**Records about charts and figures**

□ □ □

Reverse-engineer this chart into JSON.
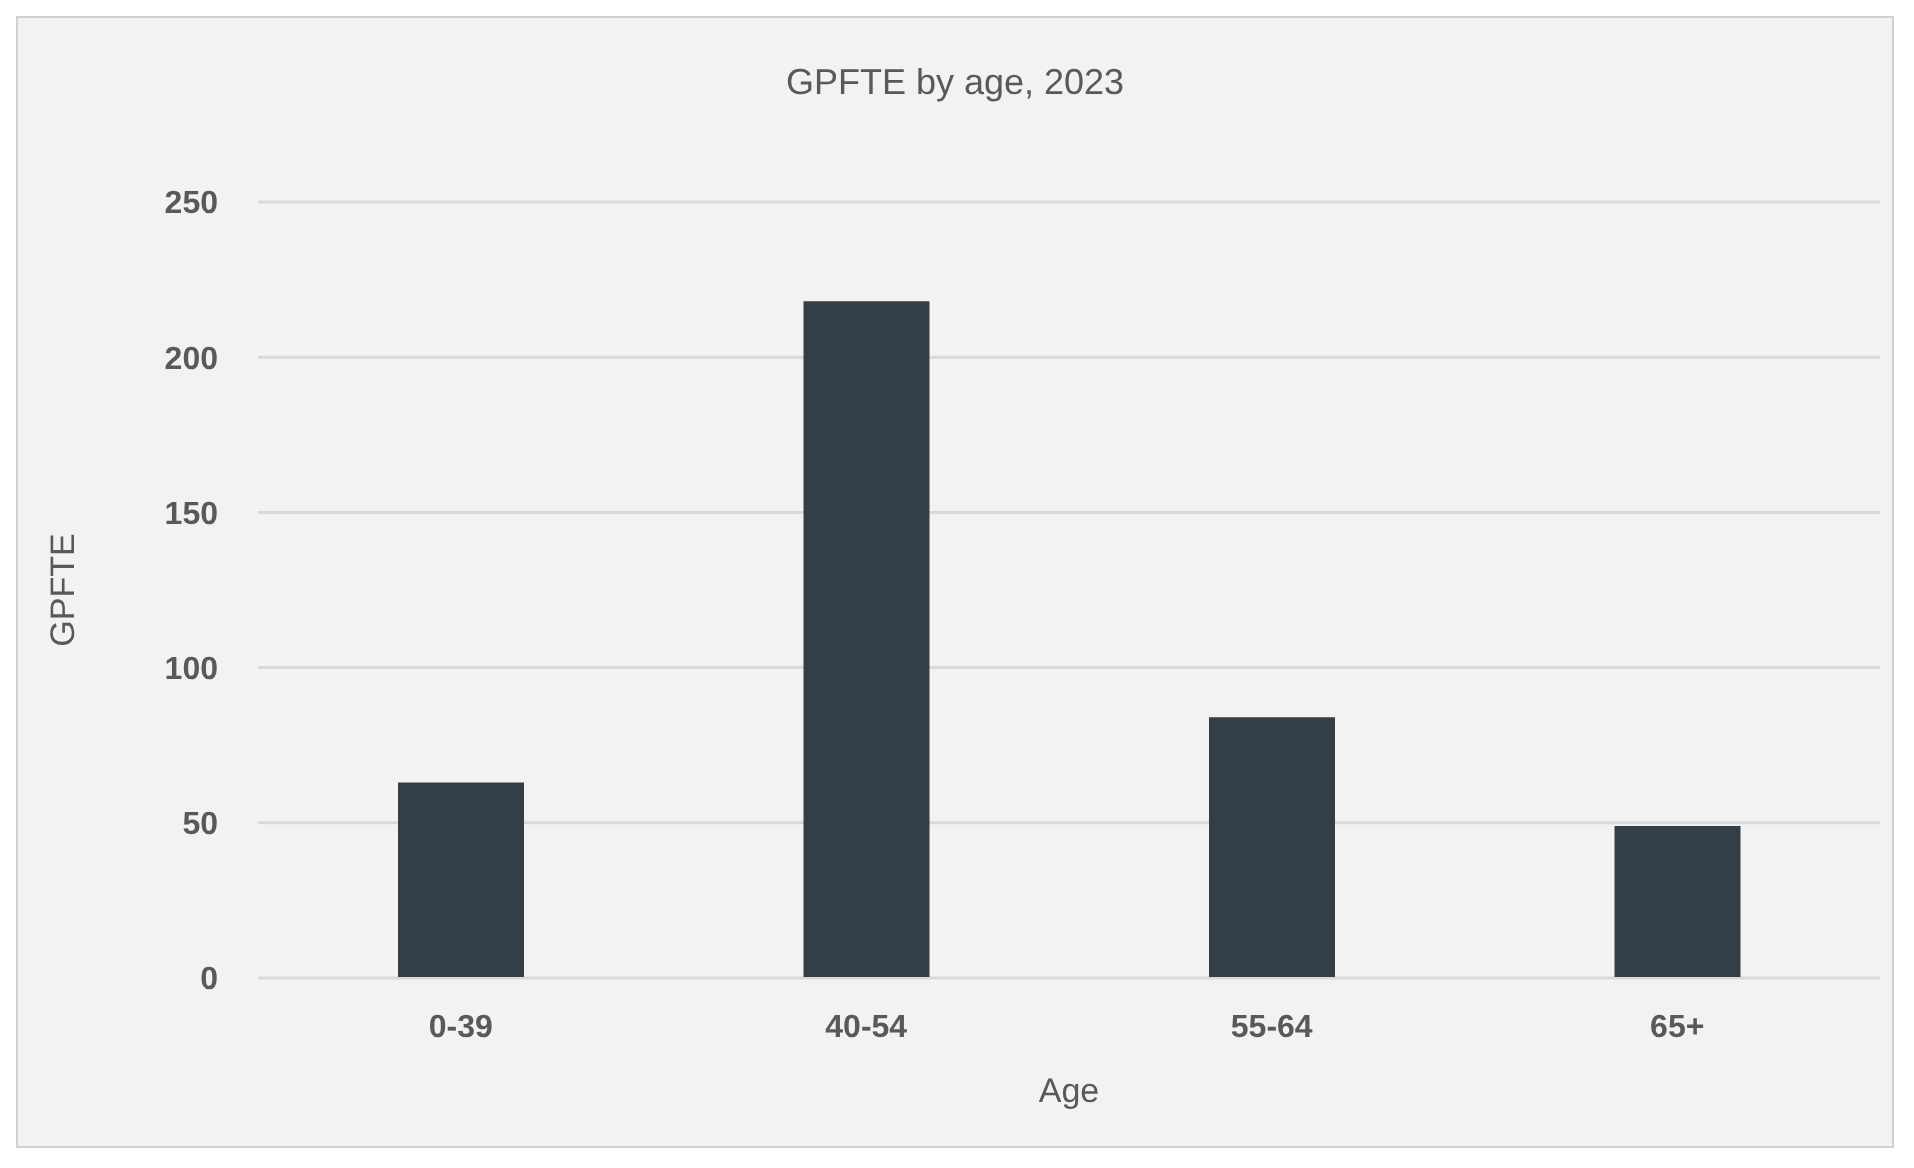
{
  "chart_data": {
    "type": "bar",
    "title": "GPFTE by age, 2023",
    "xlabel": "Age",
    "ylabel": "GPFTE",
    "categories": [
      "0-39",
      "40-54",
      "55-64",
      "65+"
    ],
    "values": [
      63,
      218,
      84,
      49
    ],
    "color": "#323e48",
    "ylim": [
      0,
      250
    ],
    "yticks": [
      0,
      50,
      100,
      150,
      200,
      250
    ],
    "grid": "y"
  }
}
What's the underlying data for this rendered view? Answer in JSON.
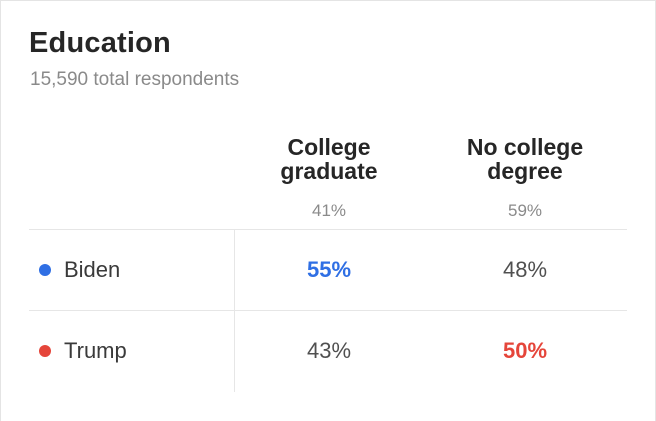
{
  "header": {
    "title": "Education",
    "subtitle": "15,590 total respondents"
  },
  "columns": [
    {
      "label_line1": "College",
      "label_line2": "graduate",
      "share": "41%"
    },
    {
      "label_line1": "No college",
      "label_line2": "degree",
      "share": "59%"
    }
  ],
  "rows": [
    {
      "candidate": "Biden",
      "values": [
        "55%",
        "48%"
      ],
      "winner_index": 0
    },
    {
      "candidate": "Trump",
      "values": [
        "43%",
        "50%"
      ],
      "winner_index": 1
    }
  ],
  "colors": {
    "biden": "#2f6fe4",
    "trump": "#e5453a"
  }
}
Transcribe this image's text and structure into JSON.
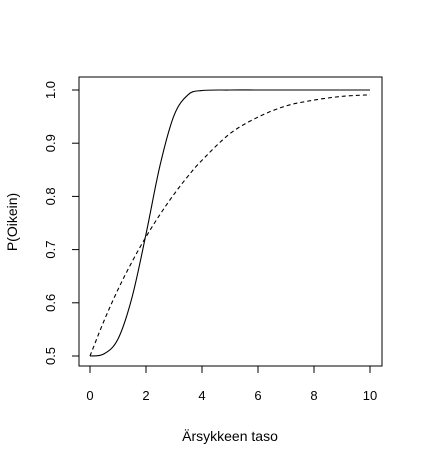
{
  "chart_data": {
    "type": "line",
    "title": "",
    "xlabel": "Ärsykkeen taso",
    "ylabel": "P(Oikein)",
    "xlim": [
      0,
      10
    ],
    "ylim": [
      0.5,
      1.0
    ],
    "xticks": [
      0,
      2,
      4,
      6,
      8,
      10
    ],
    "yticks": [
      0.5,
      0.6,
      0.7,
      0.8,
      0.9,
      1.0
    ],
    "ytick_labels": [
      "0.5",
      "0.6",
      "0.7",
      "0.8",
      "0.9",
      "1.0"
    ],
    "grid": false,
    "legend": "none",
    "series": [
      {
        "line_style": "solid",
        "color": "#000000",
        "x": [
          0,
          0.5,
          1,
          1.5,
          2,
          2.5,
          3,
          3.5,
          4,
          5,
          6,
          7,
          8,
          9,
          10
        ],
        "y": [
          0.5,
          0.504,
          0.532,
          0.61,
          0.729,
          0.858,
          0.952,
          0.991,
          0.999,
          1.0,
          1.0,
          1.0,
          1.0,
          1.0,
          1.0
        ]
      },
      {
        "line_style": "dashed",
        "color": "#000000",
        "x": [
          0,
          0.5,
          1,
          1.5,
          2,
          2.5,
          3,
          3.5,
          4,
          5,
          6,
          7,
          8,
          9,
          10
        ],
        "y": [
          0.5,
          0.566,
          0.625,
          0.677,
          0.724,
          0.766,
          0.804,
          0.838,
          0.868,
          0.918,
          0.949,
          0.97,
          0.981,
          0.988,
          0.991
        ]
      }
    ]
  }
}
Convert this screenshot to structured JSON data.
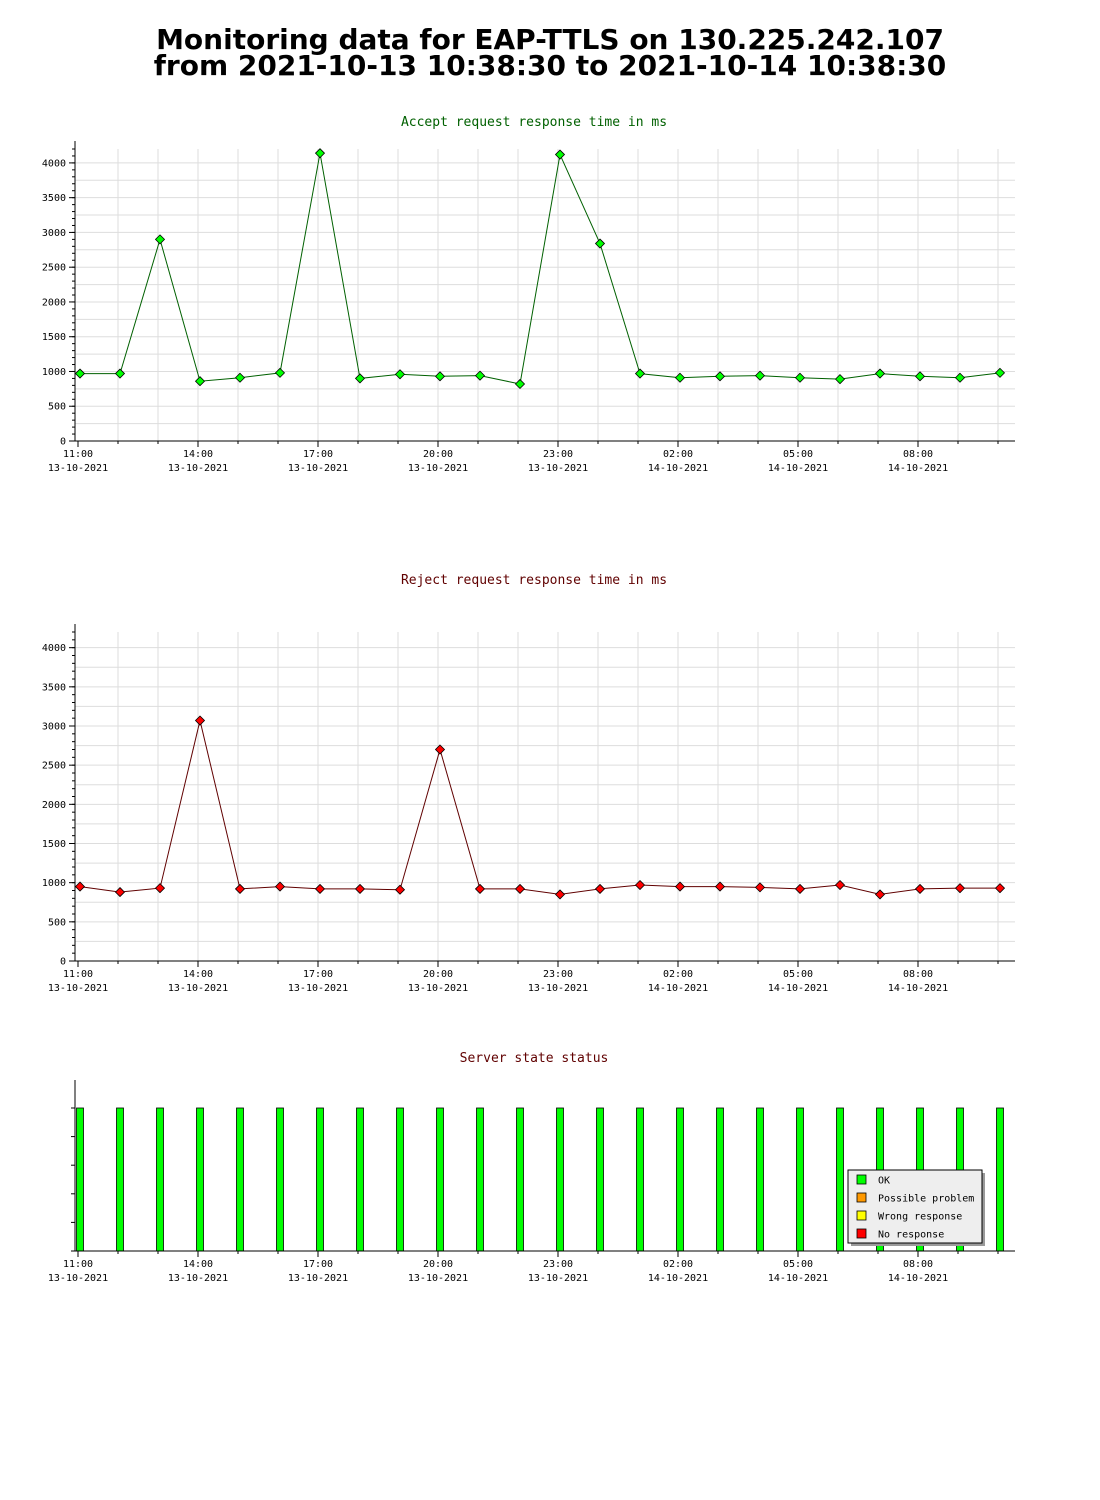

□ □ □

**DIRECTIONS**
Pull out every line above that holds the word "this".

**SOLUTION TO THE PROBLEM**
Reverse-engineer this chart into JSON.
What's the underlying data for this rendered view? Answer in JSON.
Transcribe this image's text and structure into JSON.
Convert this screenshot to structured JSON data.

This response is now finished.